- _Your objective_: From the entries below, copy every line that holds the word "this".

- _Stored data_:

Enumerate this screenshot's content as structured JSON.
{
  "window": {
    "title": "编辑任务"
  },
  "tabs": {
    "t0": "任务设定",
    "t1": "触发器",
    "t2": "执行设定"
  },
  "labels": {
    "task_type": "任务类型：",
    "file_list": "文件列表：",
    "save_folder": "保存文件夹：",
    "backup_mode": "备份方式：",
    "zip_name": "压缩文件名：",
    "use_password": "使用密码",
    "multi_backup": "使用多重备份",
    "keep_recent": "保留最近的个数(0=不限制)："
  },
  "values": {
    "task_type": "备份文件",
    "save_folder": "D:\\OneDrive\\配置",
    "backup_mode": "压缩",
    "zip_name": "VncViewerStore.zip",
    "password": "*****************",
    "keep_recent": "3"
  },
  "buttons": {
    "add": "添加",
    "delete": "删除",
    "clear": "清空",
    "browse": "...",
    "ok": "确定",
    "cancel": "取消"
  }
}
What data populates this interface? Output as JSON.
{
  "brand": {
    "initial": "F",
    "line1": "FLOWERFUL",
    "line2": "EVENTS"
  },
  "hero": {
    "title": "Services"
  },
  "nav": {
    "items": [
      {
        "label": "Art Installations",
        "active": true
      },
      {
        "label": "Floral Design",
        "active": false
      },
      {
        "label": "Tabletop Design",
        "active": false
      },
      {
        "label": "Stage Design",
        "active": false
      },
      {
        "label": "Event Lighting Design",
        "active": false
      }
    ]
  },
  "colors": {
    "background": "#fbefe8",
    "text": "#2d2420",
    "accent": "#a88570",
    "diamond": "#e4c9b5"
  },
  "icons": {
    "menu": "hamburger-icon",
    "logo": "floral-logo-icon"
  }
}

- _Task answer_:
Enumerate this screenshot's content as structured JSON.
What data populates this interface? Output as JSON.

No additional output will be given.